- Dataset excerpts -

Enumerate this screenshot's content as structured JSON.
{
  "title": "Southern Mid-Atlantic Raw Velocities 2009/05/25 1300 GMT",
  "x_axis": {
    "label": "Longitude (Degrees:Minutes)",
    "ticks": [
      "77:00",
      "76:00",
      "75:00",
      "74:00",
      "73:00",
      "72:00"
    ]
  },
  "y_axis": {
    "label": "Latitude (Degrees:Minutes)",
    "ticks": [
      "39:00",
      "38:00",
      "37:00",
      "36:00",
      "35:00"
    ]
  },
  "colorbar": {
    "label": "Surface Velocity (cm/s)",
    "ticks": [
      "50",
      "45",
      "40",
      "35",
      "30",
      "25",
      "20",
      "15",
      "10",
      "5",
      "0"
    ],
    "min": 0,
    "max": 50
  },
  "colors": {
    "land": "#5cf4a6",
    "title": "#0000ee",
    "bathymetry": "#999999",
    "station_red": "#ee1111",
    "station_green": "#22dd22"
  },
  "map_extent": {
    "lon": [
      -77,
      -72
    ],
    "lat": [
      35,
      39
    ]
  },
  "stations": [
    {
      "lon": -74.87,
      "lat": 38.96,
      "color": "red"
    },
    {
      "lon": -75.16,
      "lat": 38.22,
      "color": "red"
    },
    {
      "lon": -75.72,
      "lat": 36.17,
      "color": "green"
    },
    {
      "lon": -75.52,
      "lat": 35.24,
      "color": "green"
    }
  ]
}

- Work to complete -
Return every entry verbatim.

- Output of the exercise -
Enumerate this screenshot's content as structured JSON.
{
  "title": "Southern Mid-Atlantic Raw Velocities 2009/05/25 1300 GMT",
  "x_axis": {
    "label": "Longitude (Degrees:Minutes)",
    "ticks": [
      "77:00",
      "76:00",
      "75:00",
      "74:00",
      "73:00",
      "72:00"
    ]
  },
  "y_axis": {
    "label": "Latitude (Degrees:Minutes)",
    "ticks": [
      "39:00",
      "38:00",
      "37:00",
      "36:00",
      "35:00"
    ]
  },
  "colorbar": {
    "label": "Surface Velocity (cm/s)",
    "ticks": [
      "50",
      "45",
      "40",
      "35",
      "30",
      "25",
      "20",
      "15",
      "10",
      "5",
      "0"
    ],
    "min": 0,
    "max": 50
  },
  "colors": {
    "land": "#5cf4a6",
    "title": "#0000ee",
    "bathymetry": "#999999",
    "station_red": "#ee1111",
    "station_green": "#22dd22"
  },
  "map_extent": {
    "lon": [
      -77,
      -72
    ],
    "lat": [
      35,
      39
    ]
  },
  "stations": [
    {
      "lon": -74.87,
      "lat": 38.96,
      "color": "red"
    },
    {
      "lon": -75.16,
      "lat": 38.22,
      "color": "red"
    },
    {
      "lon": -75.72,
      "lat": 36.17,
      "color": "green"
    },
    {
      "lon": -75.52,
      "lat": 35.24,
      "color": "green"
    }
  ]
}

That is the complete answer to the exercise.